- **WORK TO COMPLETE**
Check every line of the material below for the string "JSON", and return the ones that have it.

____________________

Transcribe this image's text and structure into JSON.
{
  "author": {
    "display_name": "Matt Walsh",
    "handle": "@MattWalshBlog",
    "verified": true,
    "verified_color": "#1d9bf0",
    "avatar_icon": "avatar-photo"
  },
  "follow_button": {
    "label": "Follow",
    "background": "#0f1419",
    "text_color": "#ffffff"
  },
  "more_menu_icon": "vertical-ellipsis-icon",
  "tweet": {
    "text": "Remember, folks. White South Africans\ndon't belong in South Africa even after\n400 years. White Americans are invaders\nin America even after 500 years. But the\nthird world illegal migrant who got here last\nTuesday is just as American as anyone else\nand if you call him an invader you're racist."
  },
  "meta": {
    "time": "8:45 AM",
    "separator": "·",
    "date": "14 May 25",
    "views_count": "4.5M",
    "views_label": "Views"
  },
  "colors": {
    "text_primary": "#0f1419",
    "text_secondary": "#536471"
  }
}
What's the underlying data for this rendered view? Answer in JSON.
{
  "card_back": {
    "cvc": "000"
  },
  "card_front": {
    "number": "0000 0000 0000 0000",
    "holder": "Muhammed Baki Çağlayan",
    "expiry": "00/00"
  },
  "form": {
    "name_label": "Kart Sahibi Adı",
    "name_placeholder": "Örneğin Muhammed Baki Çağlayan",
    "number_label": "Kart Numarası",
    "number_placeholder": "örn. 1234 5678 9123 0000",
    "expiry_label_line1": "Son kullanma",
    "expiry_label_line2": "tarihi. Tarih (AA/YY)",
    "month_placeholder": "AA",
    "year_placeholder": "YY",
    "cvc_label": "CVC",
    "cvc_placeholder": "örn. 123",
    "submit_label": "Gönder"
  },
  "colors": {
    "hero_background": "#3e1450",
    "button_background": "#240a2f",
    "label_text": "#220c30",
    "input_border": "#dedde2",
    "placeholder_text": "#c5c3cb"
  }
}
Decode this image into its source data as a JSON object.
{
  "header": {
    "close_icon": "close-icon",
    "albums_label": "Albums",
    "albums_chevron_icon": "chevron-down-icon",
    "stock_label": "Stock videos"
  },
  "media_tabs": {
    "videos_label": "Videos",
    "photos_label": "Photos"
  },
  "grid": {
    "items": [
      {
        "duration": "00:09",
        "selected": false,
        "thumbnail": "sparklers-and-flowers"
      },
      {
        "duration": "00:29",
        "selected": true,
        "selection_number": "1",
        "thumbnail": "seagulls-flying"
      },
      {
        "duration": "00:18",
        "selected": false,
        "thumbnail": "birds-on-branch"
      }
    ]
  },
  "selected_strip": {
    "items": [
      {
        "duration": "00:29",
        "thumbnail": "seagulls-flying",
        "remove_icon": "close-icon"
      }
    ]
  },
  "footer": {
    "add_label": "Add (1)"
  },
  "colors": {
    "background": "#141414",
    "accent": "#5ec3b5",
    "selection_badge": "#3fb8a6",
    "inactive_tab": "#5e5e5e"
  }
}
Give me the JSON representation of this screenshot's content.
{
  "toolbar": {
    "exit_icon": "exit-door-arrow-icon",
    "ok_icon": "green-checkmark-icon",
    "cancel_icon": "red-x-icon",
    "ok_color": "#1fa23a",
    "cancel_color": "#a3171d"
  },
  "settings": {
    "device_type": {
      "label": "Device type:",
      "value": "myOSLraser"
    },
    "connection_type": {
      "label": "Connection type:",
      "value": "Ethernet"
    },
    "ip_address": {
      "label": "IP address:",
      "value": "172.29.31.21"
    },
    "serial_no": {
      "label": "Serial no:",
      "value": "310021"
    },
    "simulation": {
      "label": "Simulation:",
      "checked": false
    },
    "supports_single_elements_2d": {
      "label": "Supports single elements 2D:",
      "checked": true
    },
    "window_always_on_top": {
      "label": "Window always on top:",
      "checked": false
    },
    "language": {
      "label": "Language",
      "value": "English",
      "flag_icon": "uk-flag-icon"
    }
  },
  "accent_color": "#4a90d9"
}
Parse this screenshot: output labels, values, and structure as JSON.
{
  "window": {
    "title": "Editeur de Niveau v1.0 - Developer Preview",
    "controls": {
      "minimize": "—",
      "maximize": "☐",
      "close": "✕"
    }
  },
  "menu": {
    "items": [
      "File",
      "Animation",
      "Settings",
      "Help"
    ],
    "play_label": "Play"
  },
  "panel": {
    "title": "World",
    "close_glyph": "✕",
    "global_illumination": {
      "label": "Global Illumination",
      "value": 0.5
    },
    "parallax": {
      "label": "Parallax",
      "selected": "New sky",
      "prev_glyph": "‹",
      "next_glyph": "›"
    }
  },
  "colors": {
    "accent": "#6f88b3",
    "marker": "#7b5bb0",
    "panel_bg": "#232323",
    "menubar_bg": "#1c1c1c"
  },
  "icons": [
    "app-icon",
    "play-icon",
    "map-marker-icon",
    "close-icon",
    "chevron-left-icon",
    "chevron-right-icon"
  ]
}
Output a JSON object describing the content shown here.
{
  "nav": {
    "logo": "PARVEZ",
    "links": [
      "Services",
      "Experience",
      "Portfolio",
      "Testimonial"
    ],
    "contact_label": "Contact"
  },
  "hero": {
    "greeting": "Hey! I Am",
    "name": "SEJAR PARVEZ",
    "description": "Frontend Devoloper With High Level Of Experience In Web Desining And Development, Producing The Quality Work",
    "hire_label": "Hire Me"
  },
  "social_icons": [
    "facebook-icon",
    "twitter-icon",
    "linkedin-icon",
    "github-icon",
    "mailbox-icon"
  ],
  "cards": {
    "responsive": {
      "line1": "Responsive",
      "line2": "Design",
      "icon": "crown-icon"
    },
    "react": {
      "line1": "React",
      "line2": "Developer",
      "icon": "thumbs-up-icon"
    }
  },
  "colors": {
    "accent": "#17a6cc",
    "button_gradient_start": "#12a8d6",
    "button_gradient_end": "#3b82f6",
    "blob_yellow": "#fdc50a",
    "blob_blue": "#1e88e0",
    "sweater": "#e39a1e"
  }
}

____________________

- **REPLY TO THE EXERCISE**
Transcribe this image's text and structure into JSON.
What's the underlying data for this rendered view? Answer in JSON.
Decode this image into its source data as a JSON object.
Give me the JSON representation of this screenshot's content.
Parse this screenshot: output labels, values, and structure as JSON.
Output a JSON object describing the content shown here.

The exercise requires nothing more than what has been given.